— WORK TO COMPLETE —
Determine which lines of the records include the word "title", and copy them.

===== DATASET =====

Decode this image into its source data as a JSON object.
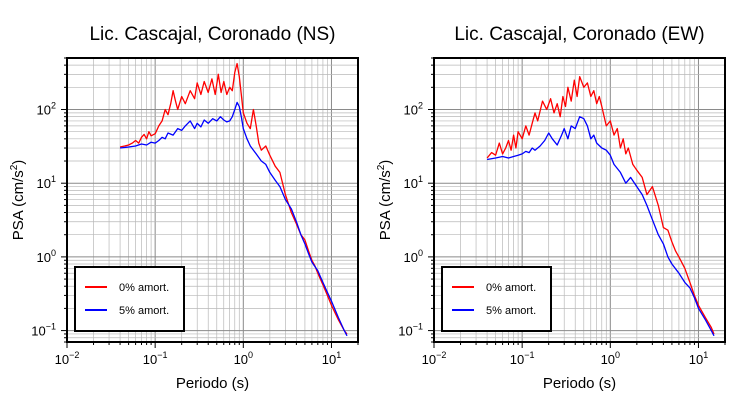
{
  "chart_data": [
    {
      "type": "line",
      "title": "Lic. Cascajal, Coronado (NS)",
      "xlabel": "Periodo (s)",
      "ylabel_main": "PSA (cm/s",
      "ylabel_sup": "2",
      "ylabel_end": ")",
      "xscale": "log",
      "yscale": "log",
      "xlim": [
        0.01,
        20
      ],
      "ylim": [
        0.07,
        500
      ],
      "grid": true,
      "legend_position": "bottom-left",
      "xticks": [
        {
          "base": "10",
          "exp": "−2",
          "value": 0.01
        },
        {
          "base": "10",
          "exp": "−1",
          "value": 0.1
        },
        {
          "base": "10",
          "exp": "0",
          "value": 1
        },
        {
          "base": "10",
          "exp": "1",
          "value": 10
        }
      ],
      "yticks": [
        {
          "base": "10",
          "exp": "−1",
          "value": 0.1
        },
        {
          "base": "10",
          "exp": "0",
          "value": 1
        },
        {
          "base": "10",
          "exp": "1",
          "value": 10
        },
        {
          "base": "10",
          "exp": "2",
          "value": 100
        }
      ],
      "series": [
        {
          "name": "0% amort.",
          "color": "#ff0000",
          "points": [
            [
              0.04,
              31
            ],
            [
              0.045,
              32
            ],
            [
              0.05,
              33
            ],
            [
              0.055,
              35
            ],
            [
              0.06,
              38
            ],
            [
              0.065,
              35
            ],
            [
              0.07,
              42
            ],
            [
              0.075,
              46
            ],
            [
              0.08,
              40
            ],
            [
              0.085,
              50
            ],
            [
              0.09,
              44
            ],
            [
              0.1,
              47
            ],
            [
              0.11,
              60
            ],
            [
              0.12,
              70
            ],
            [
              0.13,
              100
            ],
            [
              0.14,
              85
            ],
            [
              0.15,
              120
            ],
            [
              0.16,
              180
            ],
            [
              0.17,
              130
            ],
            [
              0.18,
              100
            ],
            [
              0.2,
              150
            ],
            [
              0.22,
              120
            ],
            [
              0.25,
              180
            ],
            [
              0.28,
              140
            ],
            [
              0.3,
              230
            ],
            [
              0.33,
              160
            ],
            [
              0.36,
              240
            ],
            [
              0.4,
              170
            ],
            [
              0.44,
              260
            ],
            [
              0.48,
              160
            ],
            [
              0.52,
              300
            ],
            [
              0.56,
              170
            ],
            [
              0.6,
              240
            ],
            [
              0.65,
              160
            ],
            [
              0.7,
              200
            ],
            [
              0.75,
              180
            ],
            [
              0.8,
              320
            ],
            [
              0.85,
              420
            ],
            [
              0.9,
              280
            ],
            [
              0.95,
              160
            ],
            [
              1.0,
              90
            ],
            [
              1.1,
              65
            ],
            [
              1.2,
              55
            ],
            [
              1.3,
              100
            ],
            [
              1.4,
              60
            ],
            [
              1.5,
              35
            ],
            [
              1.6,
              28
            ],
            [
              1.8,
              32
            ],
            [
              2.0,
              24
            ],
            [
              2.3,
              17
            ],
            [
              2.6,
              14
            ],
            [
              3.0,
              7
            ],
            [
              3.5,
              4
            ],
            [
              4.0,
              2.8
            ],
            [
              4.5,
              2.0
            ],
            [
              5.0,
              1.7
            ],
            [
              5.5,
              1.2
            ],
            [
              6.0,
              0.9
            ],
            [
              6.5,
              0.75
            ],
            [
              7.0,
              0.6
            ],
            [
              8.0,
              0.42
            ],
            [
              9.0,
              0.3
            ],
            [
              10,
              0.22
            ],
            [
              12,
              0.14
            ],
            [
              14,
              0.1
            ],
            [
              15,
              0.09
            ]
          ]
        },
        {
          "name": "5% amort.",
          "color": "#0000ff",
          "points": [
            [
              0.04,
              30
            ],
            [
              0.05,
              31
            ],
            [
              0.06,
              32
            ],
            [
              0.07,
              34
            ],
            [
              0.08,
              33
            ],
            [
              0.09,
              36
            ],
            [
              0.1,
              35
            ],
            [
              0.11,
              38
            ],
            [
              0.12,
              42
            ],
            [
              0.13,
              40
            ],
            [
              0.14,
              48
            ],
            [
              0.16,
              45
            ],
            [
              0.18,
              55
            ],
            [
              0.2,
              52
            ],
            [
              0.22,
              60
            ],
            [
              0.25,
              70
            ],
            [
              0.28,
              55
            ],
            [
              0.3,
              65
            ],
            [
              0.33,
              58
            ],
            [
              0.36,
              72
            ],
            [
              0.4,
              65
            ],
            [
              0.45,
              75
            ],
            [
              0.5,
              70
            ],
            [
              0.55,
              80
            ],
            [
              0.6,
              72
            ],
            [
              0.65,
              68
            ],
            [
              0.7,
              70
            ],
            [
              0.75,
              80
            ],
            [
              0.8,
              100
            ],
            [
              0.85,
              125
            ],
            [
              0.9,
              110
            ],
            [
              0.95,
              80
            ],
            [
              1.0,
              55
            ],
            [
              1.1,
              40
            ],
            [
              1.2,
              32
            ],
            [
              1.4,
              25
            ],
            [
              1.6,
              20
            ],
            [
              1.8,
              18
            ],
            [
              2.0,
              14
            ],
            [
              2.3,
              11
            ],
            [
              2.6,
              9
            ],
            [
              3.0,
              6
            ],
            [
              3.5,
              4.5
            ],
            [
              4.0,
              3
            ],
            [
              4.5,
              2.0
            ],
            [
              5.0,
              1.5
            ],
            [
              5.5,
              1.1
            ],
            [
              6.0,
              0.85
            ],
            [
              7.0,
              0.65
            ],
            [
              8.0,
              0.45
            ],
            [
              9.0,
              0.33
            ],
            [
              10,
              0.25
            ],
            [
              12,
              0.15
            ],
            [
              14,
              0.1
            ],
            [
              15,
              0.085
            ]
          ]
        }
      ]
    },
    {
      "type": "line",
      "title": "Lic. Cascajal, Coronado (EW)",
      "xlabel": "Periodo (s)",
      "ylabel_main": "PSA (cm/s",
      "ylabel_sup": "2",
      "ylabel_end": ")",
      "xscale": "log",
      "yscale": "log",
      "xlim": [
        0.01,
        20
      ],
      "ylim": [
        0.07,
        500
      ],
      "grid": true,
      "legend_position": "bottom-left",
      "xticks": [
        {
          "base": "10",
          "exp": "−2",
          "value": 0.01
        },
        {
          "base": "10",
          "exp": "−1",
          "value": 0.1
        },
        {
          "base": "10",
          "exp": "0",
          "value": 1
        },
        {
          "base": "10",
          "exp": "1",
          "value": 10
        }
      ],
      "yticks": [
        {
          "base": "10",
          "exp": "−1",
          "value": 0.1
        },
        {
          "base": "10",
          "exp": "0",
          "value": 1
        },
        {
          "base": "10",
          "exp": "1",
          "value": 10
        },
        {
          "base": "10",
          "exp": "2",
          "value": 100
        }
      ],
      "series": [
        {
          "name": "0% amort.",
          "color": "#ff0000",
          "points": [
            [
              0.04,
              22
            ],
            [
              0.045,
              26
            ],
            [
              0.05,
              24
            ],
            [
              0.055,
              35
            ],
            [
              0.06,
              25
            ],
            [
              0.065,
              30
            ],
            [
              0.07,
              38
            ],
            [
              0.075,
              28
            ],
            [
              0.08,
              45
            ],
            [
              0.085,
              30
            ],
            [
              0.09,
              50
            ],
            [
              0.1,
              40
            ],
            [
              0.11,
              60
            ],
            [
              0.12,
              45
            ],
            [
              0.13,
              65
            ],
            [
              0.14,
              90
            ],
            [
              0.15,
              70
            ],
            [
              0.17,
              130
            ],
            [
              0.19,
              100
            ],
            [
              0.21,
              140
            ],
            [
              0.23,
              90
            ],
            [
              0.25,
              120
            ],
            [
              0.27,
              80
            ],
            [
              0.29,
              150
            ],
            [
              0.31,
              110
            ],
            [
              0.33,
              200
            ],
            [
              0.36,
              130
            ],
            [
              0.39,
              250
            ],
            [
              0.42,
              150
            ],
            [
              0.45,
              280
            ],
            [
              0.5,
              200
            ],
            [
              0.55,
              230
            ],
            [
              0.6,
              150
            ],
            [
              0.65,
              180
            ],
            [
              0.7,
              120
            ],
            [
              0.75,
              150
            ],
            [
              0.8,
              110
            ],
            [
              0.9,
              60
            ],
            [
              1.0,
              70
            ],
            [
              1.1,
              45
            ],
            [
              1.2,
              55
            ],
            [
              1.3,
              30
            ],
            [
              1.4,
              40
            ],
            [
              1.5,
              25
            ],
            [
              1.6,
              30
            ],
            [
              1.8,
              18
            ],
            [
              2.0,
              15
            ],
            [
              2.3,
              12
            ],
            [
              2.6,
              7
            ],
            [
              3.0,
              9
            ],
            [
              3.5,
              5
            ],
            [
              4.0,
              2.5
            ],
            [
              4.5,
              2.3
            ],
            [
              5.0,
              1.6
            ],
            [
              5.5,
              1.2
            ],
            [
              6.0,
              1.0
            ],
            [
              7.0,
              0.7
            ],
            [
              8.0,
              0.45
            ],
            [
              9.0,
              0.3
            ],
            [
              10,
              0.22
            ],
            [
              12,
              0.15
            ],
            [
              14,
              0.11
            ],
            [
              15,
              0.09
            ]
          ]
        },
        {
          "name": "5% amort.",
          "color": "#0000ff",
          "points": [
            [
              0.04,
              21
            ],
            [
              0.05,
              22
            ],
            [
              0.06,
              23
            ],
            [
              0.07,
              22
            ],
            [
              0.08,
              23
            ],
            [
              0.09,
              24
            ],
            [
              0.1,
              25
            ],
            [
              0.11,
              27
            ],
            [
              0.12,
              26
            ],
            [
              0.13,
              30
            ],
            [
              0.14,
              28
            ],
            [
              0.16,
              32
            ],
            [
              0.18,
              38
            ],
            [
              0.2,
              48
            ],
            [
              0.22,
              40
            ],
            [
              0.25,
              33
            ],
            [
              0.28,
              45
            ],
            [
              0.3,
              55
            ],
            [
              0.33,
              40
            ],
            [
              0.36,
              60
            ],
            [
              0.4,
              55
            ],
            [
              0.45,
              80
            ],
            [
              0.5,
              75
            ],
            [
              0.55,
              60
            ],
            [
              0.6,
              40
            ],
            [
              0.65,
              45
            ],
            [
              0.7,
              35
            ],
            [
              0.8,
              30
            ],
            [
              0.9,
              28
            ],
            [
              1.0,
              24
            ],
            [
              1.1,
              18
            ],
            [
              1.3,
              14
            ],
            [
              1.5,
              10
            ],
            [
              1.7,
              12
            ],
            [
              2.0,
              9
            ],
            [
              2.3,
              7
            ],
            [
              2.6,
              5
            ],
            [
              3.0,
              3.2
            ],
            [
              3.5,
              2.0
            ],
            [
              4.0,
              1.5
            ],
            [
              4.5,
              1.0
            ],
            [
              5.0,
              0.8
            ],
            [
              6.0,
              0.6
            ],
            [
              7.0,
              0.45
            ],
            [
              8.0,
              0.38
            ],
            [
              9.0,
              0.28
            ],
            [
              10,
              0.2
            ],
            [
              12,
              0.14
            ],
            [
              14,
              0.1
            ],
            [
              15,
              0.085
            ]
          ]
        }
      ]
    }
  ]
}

=====

— FULL ANSWER —
      "title": "Lic. Cascajal, Coronado (NS)",
      "title": "Lic. Cascajal, Coronado (EW)",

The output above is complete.